Task brief:
In the entries that follow, how many lines hold the string "方针和政策"? Give only that number.

The records:
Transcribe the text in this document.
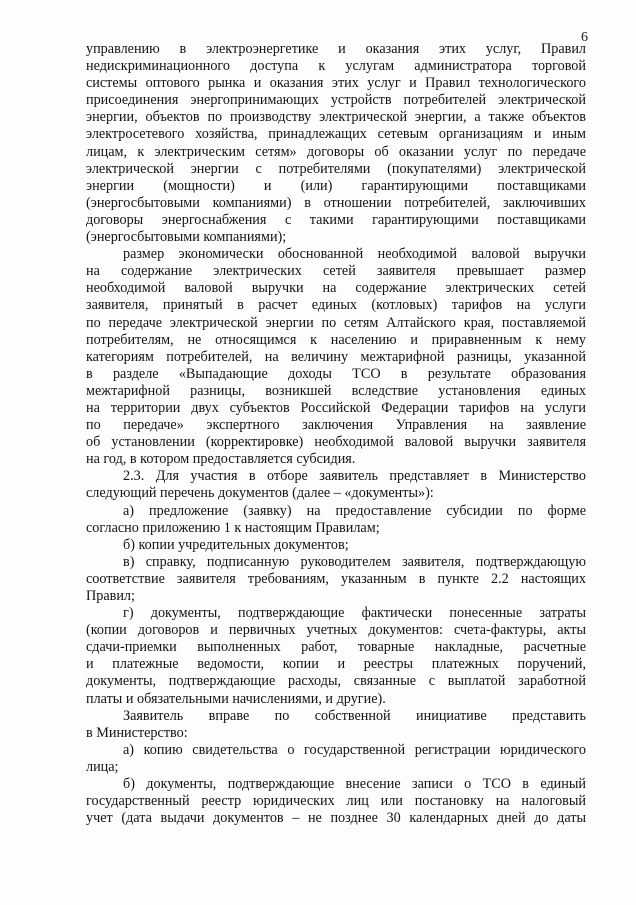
6
управлению в электроэнергетике и оказания этих услуг, Правил
недискриминационного доступа к услугам администратора торговой
системы оптового рынка и оказания этих услуг и Правил технологического
присоединения энергопринимающих устройств потребителей электрической
энергии, объектов по производству электрической энергии, а также объектов
электросетевого хозяйства, принадлежащих сетевым организациям и иным
лицам, к электрическим сетям» договоры об оказании услуг по передаче
электрической энергии с потребителями (покупателями) электрической
энергии (мощности) и (или) гарантирующими поставщиками
(энергосбытовыми компаниями) в отношении потребителей, заключивших
договоры энергоснабжения с такими гарантирующими поставщиками
(энергосбытовыми компаниями);
размер экономически обоснованной необходимой валовой выручки
на содержание электрических сетей заявителя превышает размер
необходимой валовой выручки на содержание электрических сетей
заявителя, принятый в расчет единых (котловых) тарифов на услуги
по передаче электрической энергии по сетям Алтайского края, поставляемой
потребителям, не относящимся к населению и приравненным к нему
категориям потребителей, на величину межтарифной разницы, указанной
в разделе «Выпадающие доходы ТСО в результате образования
межтарифной разницы, возникшей вследствие установления единых
на территории двух субъектов Российской Федерации тарифов на услуги
по передаче» экспертного заключения Управления на заявление
об установлении (корректировке) необходимой валовой выручки заявителя
на год, в котором предоставляется субсидия.
2.3. Для участия в отборе заявитель представляет в Министерство
следующий перечень документов (далее – «документы»):
а) предложение (заявку) на предоставление субсидии по форме
согласно приложению 1 к настоящим Правилам;
б) копии учредительных документов;
в) справку, подписанную руководителем заявителя, подтверждающую
соответствие заявителя требованиям, указанным в пункте 2.2 настоящих
Правил;
г) документы, подтверждающие фактически понесенные затраты
(копии договоров и первичных учетных документов: счета-фактуры, акты
сдачи-приемки выполненных работ, товарные накладные, расчетные
и платежные ведомости, копии и реестры платежных поручений,
документы, подтверждающие расходы, связанные с выплатой заработной
платы и обязательными начислениями, и другие).
Заявитель вправе по собственной инициативе представить
в Министерство:
а) копию свидетельства о государственной регистрации юридического
лица;
б) документы, подтверждающие внесение записи о ТСО в единый
государственный реестр юридических лиц или постановку на налоговый
учет (дата выдачи документов – не позднее 30 календарных дней до даты
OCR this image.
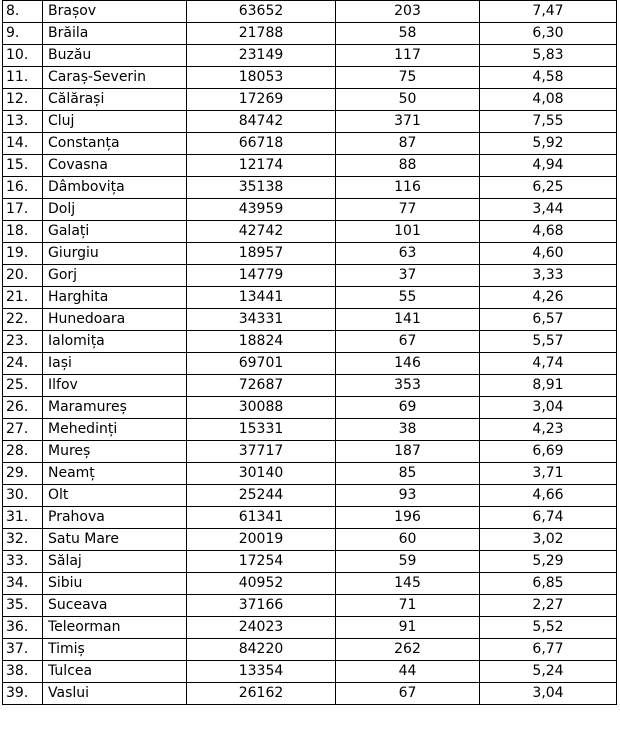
8.	Brașov	63652	203	7,47
9.	Brăila	21788	58	6,30
10.	Buzău	23149	117	5,83
11.	Caraș-Severin	18053	75	4,58
12.	Călărași	17269	50	4,08
13.	Cluj	84742	371	7,55
14.	Constanța	66718	87	5,92
15.	Covasna	12174	88	4,94
16.	Dâmbovița	35138	116	6,25
17.	Dolj	43959	77	3,44
18.	Galați	42742	101	4,68
19.	Giurgiu	18957	63	4,60
20.	Gorj	14779	37	3,33
21.	Harghita	13441	55	4,26
22.	Hunedoara	34331	141	6,57
23.	Ialomița	18824	67	5,57
24.	Iași	69701	146	4,74
25.	Ilfov	72687	353	8,91
26.	Maramureș	30088	69	3,04
27.	Mehedinți	15331	38	4,23
28.	Mureș	37717	187	6,69
29.	Neamț	30140	85	3,71
30.	Olt	25244	93	4,66
31.	Prahova	61341	196	6,74
32.	Satu Mare	20019	60	3,02
33.	Sălaj	17254	59	5,29
34.	Sibiu	40952	145	6,85
35.	Suceava	37166	71	2,27
36.	Teleorman	24023	91	5,52
37.	Timiș	84220	262	6,77
38.	Tulcea	13354	44	5,24
39.	Vaslui	26162	67	3,04
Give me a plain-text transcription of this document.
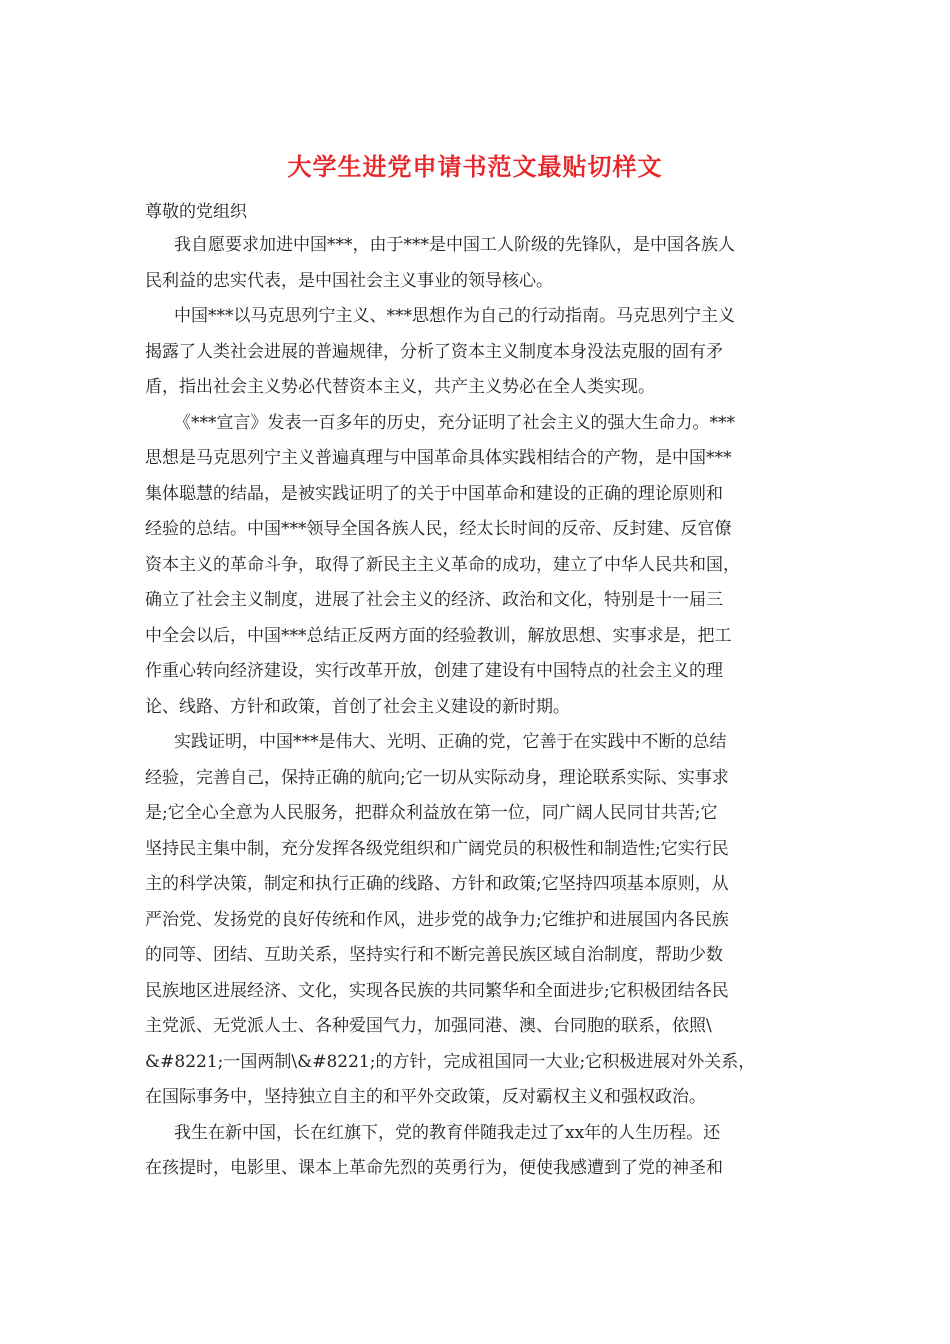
大学生进党申请书范文最贴切样文
尊敬的党组织
我自愿要求加进中国***，由于***是中国工人阶级的先锋队，是中国各族人
民利益的忠实代表，是中国社会主义事业的领导核心。
中国***以马克思列宁主义、***思想作为自己的行动指南。马克思列宁主义
揭露了人类社会进展的普遍规律，分析了资本主义制度本身没法克服的固有矛
盾，指出社会主义势必代替资本主义，共产主义势必在全人类实现。
《***宣言》发表一百多年的历史，充分证明了社会主义的强大生命力。***
思想是马克思列宁主义普遍真理与中国革命具体实践相结合的产物，是中国***
集体聪慧的结晶，是被实践证明了的关于中国革命和建设的正确的理论原则和
经验的总结。中国***领导全国各族人民，经太长时间的反帝、反封建、反官僚
资本主义的革命斗争，取得了新民主主义革命的成功，建立了中华人民共和国，
确立了社会主义制度，进展了社会主义的经济、政治和文化，特别是十一届三
中全会以后，中国***总结正反两方面的经验教训，解放思想、实事求是，把工
作重心转向经济建设，实行改革开放，创建了建设有中国特点的社会主义的理
论、线路、方针和政策，首创了社会主义建设的新时期。
实践证明，中国***是伟大、光明、正确的党，它善于在实践中不断的总结
经验，完善自己，保持正确的航向;它一切从实际动身，理论联系实际、实事求
是;它全心全意为人民服务，把群众利益放在第一位，同广阔人民同甘共苦;它
坚持民主集中制，充分发挥各级党组织和广阔党员的积极性和制造性;它实行民
主的科学决策，制定和执行正确的线路、方针和政策;它坚持四项基本原则，从
严治党、发扬党的良好传统和作风，进步党的战争力;它维护和进展国内各民族
的同等、团结、互助关系，坚持实行和不断完善民族区域自治制度，帮助少数
民族地区进展经济、文化，实现各民族的共同繁华和全面进步;它积极团结各民
主党派、无党派人士、各种爱国气力，加强同港、澳、台同胞的联系，依照\
&#8221;一国两制\&#8221;的方针，完成祖国同一大业;它积极进展对外关系，
在国际事务中，坚持独立自主的和平外交政策，反对霸权主义和强权政治。
我生在新中国，长在红旗下，党的教育伴随我走过了xx年的人生历程。还
在孩提时，电影里、课本上革命先烈的英勇行为，便使我感遭到了党的神圣和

Solved problem:
2